Determine the number of lines that have the string "lésions" in them, and give only that number.
--- begin INFORMATION SHOWN ---
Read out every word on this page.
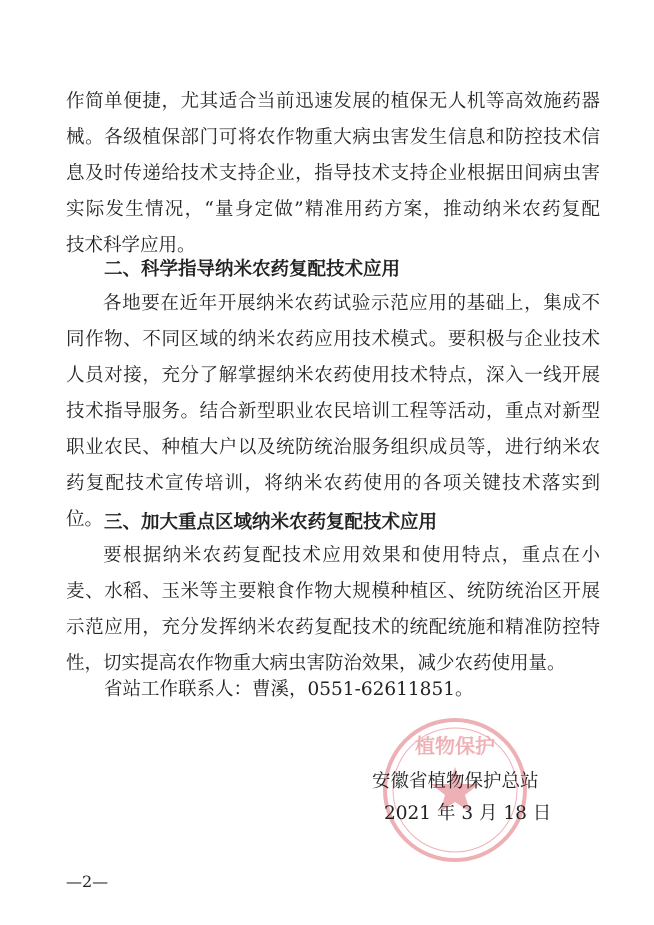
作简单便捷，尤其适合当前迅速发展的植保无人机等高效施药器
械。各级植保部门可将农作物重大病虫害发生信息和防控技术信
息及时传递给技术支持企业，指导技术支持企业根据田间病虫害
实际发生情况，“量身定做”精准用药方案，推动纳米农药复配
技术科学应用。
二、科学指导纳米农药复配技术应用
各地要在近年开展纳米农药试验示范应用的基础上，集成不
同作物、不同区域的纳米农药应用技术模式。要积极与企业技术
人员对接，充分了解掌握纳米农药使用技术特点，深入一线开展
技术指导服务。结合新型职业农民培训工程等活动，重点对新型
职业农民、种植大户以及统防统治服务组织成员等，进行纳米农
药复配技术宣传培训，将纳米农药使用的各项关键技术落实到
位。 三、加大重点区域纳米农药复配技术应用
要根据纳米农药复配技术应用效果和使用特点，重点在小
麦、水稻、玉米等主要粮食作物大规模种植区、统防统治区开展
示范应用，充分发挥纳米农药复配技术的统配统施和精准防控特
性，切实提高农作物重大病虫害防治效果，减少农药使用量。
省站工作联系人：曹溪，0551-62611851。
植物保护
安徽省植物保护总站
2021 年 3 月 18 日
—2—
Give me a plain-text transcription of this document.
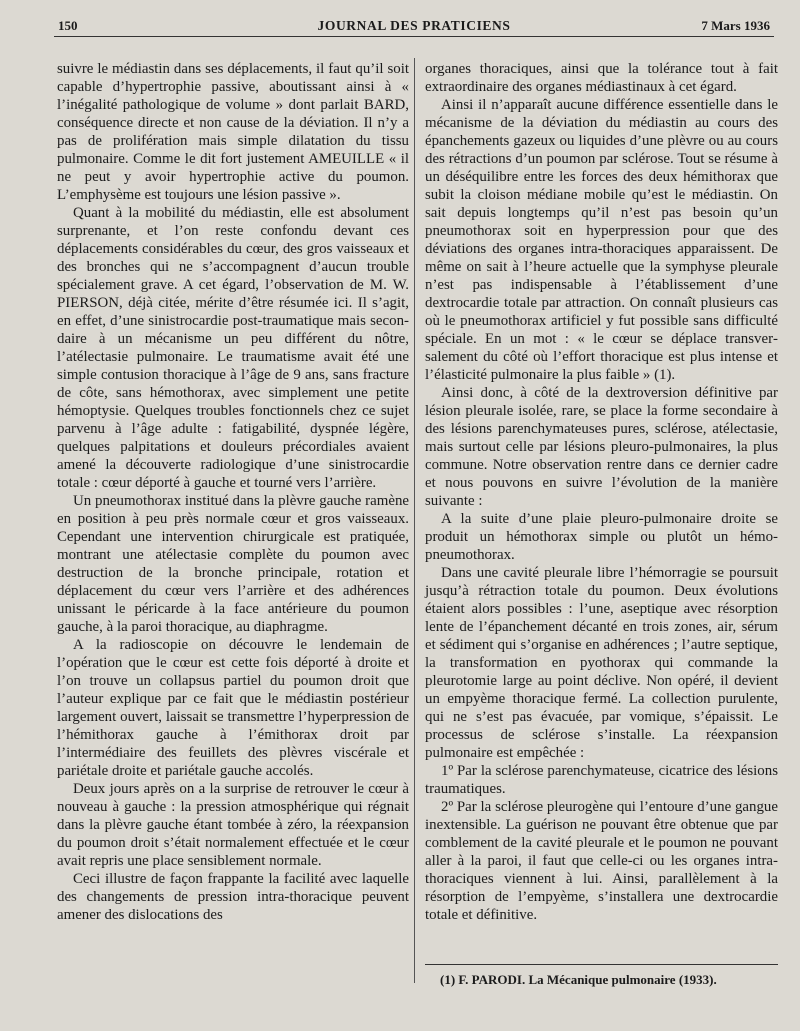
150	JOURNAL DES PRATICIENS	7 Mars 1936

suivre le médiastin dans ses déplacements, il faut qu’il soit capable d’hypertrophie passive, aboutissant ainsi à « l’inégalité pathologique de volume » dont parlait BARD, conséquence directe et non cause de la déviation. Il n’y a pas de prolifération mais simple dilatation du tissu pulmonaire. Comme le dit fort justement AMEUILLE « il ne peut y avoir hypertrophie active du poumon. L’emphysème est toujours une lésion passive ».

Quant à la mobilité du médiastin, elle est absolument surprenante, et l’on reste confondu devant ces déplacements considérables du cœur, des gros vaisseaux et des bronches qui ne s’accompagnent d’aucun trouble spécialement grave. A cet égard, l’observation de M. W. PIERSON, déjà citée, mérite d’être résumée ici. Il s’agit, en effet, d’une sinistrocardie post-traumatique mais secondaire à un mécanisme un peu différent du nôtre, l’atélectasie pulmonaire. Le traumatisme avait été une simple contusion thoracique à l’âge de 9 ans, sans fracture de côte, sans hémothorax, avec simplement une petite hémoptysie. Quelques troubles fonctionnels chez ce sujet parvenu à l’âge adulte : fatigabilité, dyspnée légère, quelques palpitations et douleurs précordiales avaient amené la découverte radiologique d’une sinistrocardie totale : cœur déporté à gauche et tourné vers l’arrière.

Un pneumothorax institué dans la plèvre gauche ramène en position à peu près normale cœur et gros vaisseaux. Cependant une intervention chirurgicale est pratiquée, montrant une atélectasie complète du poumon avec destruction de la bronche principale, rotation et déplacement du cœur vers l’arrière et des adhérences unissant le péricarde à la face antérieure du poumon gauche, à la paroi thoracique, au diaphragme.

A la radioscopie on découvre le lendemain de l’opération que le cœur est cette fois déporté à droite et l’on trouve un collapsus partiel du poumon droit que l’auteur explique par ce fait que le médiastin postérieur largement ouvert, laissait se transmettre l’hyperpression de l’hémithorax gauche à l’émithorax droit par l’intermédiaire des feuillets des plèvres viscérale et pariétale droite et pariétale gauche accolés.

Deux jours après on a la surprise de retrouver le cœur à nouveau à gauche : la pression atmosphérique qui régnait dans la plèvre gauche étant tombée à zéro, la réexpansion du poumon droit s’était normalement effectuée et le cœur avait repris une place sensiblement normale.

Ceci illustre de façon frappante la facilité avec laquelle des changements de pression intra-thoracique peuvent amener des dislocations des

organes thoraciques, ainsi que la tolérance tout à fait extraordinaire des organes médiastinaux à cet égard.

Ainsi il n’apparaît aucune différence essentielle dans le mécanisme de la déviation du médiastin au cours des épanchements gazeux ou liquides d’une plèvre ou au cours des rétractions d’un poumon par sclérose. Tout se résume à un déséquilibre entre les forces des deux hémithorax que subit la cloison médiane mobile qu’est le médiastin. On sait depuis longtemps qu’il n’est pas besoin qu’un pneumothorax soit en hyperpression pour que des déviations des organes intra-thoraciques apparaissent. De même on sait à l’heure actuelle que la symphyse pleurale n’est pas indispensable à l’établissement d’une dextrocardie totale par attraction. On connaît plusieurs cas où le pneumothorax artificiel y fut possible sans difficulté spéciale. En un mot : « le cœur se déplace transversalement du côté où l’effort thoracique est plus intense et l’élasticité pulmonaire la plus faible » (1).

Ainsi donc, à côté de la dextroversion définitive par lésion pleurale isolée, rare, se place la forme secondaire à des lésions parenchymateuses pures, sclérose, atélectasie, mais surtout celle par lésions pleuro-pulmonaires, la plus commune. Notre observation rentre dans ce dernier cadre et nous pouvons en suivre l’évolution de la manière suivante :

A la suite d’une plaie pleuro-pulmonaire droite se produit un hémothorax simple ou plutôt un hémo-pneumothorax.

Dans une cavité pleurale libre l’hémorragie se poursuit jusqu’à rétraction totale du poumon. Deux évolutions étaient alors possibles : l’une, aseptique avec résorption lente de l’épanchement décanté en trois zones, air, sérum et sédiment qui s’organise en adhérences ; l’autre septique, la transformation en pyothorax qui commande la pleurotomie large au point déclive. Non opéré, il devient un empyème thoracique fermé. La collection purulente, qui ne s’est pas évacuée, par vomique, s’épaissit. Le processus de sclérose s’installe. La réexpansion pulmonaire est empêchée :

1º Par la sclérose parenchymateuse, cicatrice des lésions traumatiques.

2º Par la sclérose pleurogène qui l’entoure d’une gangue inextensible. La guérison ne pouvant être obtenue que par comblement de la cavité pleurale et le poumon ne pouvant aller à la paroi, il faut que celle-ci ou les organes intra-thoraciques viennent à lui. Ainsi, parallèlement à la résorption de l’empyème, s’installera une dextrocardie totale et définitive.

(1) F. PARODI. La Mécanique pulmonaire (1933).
--- end INFORMATION SHOWN ---
--- begin INFORMATION SHOWN ---
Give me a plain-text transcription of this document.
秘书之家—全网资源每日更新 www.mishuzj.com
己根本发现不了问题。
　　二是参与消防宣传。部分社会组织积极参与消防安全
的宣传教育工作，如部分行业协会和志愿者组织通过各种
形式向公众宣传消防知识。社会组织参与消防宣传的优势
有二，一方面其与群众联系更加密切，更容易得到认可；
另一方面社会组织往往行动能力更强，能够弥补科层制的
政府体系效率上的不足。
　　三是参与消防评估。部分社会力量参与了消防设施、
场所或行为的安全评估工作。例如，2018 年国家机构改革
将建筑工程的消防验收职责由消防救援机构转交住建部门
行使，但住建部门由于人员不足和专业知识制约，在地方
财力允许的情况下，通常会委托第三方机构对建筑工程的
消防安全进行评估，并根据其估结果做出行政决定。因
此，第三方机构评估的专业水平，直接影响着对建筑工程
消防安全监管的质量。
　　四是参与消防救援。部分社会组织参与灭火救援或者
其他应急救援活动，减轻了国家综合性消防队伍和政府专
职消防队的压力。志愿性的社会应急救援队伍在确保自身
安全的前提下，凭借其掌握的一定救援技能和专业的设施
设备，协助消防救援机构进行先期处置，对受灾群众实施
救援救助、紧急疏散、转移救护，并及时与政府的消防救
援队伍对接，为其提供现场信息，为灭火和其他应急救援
--- end INFORMATION SHOWN ---
▶ _THE OUTPUT_
2